▸ **What is being asked**
Below are some records. Say in a single number how many of their lines include the word "diary".

*** Records for processing ***

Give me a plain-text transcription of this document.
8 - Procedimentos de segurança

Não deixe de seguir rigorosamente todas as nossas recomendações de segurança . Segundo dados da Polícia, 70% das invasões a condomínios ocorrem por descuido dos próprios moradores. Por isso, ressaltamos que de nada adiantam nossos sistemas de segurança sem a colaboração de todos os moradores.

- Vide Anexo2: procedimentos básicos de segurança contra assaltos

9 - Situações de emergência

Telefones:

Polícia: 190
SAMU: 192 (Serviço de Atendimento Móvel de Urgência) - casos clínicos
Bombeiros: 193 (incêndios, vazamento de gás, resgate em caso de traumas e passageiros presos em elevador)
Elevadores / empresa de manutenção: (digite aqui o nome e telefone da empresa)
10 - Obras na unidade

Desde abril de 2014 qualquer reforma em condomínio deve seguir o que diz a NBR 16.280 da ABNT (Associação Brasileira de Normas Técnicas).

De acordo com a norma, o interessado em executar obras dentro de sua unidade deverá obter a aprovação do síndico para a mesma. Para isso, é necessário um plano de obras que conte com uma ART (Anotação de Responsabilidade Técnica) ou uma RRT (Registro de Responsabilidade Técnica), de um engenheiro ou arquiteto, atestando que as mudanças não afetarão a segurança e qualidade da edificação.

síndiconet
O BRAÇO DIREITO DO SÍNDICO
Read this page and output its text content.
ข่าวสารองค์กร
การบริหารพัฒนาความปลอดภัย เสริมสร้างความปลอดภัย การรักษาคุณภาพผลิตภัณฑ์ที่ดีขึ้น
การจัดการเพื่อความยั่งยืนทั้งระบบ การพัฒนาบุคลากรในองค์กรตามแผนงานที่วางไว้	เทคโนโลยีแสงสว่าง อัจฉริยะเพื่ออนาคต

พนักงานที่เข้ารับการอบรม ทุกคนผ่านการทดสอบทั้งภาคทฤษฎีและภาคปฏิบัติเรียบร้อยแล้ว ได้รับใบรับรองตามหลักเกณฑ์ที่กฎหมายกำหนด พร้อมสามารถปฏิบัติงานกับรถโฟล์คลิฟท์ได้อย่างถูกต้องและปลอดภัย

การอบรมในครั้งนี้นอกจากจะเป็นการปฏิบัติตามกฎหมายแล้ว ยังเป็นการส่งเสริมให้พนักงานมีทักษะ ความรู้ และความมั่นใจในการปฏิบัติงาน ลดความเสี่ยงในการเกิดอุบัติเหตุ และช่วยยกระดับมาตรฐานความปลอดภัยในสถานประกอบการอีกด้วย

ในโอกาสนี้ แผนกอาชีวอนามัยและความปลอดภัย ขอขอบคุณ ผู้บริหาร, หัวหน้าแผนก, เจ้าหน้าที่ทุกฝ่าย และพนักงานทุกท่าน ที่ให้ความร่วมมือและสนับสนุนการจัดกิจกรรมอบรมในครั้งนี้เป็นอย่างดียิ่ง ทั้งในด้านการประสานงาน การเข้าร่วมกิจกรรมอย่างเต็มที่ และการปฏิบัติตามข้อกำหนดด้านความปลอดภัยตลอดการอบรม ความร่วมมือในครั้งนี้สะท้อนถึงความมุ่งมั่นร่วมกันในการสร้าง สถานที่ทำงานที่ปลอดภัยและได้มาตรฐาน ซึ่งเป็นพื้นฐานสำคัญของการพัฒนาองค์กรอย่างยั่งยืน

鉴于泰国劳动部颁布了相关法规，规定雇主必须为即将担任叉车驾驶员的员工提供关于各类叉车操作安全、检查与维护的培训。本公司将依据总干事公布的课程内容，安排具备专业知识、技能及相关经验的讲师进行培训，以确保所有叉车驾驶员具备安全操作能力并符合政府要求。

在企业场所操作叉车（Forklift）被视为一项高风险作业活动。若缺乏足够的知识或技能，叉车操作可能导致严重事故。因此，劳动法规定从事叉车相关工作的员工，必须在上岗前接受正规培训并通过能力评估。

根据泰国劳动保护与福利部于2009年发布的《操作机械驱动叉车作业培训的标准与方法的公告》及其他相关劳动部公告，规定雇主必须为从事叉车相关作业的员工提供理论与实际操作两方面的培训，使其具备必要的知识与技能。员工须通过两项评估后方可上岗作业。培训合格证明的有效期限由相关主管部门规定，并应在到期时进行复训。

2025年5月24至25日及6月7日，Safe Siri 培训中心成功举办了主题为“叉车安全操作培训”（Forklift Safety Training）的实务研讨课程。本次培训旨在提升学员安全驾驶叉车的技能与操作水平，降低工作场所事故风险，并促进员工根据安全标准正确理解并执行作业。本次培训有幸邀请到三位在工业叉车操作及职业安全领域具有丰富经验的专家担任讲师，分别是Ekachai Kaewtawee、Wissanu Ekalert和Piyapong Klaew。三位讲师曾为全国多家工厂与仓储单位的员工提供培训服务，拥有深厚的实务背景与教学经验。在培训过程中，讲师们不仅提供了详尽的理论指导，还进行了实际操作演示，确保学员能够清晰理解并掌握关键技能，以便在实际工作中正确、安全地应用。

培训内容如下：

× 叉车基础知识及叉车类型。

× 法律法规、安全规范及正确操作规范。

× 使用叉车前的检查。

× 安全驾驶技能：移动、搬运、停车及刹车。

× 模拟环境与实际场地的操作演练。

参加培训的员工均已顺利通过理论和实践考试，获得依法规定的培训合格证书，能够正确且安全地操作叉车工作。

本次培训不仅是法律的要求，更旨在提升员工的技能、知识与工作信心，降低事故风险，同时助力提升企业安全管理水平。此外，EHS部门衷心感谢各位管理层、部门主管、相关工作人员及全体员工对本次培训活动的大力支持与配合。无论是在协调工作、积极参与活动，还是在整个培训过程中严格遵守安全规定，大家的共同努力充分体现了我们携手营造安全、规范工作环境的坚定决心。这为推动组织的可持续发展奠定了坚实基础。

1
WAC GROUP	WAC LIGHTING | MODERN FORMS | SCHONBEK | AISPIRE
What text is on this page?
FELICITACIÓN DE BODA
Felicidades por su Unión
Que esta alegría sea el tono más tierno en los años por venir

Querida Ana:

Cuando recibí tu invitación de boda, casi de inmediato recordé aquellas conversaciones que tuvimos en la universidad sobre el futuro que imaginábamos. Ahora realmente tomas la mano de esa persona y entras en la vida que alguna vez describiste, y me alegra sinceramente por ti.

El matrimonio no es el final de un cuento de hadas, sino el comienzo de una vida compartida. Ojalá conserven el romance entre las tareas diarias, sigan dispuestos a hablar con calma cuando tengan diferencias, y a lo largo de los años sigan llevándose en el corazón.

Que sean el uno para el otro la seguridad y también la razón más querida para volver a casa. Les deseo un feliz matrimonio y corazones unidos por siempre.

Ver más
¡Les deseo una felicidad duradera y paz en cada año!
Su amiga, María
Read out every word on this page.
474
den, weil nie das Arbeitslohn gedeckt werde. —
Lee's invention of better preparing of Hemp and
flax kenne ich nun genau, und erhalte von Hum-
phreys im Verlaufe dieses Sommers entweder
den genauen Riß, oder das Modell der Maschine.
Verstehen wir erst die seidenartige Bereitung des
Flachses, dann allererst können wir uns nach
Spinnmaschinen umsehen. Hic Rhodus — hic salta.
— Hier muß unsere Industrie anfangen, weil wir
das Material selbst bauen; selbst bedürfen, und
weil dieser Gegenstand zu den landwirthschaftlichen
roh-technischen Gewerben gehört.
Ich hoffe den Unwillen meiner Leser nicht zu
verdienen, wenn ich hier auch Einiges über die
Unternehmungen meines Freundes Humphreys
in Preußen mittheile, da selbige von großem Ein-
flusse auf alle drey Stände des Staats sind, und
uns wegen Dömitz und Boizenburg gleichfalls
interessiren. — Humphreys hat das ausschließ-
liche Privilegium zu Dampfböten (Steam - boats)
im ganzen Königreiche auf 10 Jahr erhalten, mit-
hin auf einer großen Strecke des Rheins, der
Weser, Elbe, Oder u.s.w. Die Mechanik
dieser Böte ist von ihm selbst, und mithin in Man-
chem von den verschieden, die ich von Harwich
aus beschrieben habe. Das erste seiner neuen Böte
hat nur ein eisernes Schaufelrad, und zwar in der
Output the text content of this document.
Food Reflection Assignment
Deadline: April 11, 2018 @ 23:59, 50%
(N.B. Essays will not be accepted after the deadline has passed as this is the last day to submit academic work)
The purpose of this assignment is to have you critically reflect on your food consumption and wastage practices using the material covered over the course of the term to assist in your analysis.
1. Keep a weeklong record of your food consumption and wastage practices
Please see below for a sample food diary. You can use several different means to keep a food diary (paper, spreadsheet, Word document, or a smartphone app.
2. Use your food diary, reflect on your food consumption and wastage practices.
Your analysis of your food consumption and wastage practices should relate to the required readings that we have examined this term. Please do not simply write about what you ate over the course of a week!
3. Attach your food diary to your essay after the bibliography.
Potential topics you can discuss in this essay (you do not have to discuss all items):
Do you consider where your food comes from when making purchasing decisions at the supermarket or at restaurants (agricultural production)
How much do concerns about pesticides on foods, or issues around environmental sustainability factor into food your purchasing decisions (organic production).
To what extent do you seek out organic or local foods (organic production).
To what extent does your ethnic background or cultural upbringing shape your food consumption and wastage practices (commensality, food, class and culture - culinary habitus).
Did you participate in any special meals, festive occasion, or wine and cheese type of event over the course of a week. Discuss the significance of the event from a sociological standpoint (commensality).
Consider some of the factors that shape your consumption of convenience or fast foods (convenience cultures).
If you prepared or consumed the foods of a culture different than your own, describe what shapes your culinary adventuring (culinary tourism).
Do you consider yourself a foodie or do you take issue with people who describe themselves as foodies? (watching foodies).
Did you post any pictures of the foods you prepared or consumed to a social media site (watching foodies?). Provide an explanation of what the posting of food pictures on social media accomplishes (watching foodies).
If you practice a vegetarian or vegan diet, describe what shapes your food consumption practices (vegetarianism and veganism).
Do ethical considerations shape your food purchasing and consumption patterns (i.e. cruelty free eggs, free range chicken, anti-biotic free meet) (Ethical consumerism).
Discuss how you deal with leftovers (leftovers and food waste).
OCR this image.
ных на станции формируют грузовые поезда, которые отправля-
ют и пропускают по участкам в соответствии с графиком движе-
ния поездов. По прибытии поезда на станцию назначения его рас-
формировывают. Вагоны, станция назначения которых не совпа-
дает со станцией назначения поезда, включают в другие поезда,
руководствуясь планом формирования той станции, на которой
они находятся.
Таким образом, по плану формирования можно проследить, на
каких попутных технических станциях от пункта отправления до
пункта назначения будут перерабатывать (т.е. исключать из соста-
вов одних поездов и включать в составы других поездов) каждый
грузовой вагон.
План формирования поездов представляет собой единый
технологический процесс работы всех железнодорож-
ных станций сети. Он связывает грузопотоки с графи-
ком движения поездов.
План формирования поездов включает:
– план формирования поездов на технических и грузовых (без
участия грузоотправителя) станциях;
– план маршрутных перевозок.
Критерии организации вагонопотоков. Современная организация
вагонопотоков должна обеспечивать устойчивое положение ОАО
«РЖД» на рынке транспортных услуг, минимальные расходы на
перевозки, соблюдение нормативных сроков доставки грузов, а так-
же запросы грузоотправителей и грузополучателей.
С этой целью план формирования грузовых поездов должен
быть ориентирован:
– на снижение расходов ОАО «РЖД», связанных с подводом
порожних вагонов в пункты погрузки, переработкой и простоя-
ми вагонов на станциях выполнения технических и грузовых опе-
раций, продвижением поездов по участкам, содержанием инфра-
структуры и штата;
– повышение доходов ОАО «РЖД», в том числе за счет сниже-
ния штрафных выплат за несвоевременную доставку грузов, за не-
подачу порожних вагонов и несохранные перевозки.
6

***

▸ **Written solution**
3